**Request:** Transcribe the listing verbatim. Do not carry over any pictures.

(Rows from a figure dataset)
..............................
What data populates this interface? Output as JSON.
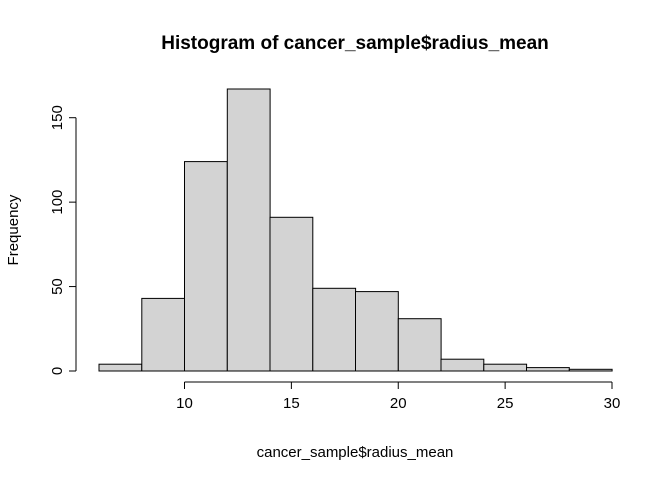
{
  "chart_data": {
    "type": "bar",
    "title": "Histogram of cancer_sample$radius_mean",
    "xlabel": "cancer_sample$radius_mean",
    "ylabel": "Frequency",
    "bins": [
      {
        "x0": 6,
        "x1": 8,
        "value": 4
      },
      {
        "x0": 8,
        "x1": 10,
        "value": 43
      },
      {
        "x0": 10,
        "x1": 12,
        "value": 124
      },
      {
        "x0": 12,
        "x1": 14,
        "value": 167
      },
      {
        "x0": 14,
        "x1": 16,
        "value": 91
      },
      {
        "x0": 16,
        "x1": 18,
        "value": 49
      },
      {
        "x0": 18,
        "x1": 20,
        "value": 47
      },
      {
        "x0": 20,
        "x1": 22,
        "value": 31
      },
      {
        "x0": 22,
        "x1": 24,
        "value": 7
      },
      {
        "x0": 24,
        "x1": 26,
        "value": 4
      },
      {
        "x0": 26,
        "x1": 28,
        "value": 2
      },
      {
        "x0": 28,
        "x1": 30,
        "value": 1
      }
    ],
    "xlim": [
      6,
      30
    ],
    "ylim": [
      0,
      167
    ],
    "xticks": [
      10,
      15,
      20,
      25,
      30
    ],
    "yticks": [
      0,
      50,
      100,
      150
    ],
    "bar_color": "#d3d3d3",
    "edge_color": "#000000",
    "grid": false,
    "legend": "none"
  }
}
..............................
**Final result:**
What data populates this interface? Output as JSON.
{
  "chart_data": {
    "type": "bar",
    "title": "Histogram of cancer_sample$radius_mean",
    "xlabel": "cancer_sample$radius_mean",
    "ylabel": "Frequency",
    "bins": [
      {
        "x0": 6,
        "x1": 8,
        "value": 4
      },
      {
        "x0": 8,
        "x1": 10,
        "value": 43
      },
      {
        "x0": 10,
        "x1": 12,
        "value": 124
      },
      {
        "x0": 12,
        "x1": 14,
        "value": 167
      },
      {
        "x0": 14,
        "x1": 16,
        "value": 91
      },
      {
        "x0": 16,
        "x1": 18,
        "value": 49
      },
      {
        "x0": 18,
        "x1": 20,
        "value": 47
      },
      {
        "x0": 20,
        "x1": 22,
        "value": 31
      },
      {
        "x0": 22,
        "x1": 24,
        "value": 7
      },
      {
        "x0": 24,
        "x1": 26,
        "value": 4
      },
      {
        "x0": 26,
        "x1": 28,
        "value": 2
      },
      {
        "x0": 28,
        "x1": 30,
        "value": 1
      }
    ],
    "xlim": [
      6,
      30
    ],
    "ylim": [
      0,
      167
    ],
    "xticks": [
      10,
      15,
      20,
      25,
      30
    ],
    "yticks": [
      0,
      50,
      100,
      150
    ],
    "bar_color": "#d3d3d3",
    "edge_color": "#000000",
    "grid": false,
    "legend": "none"
  }
}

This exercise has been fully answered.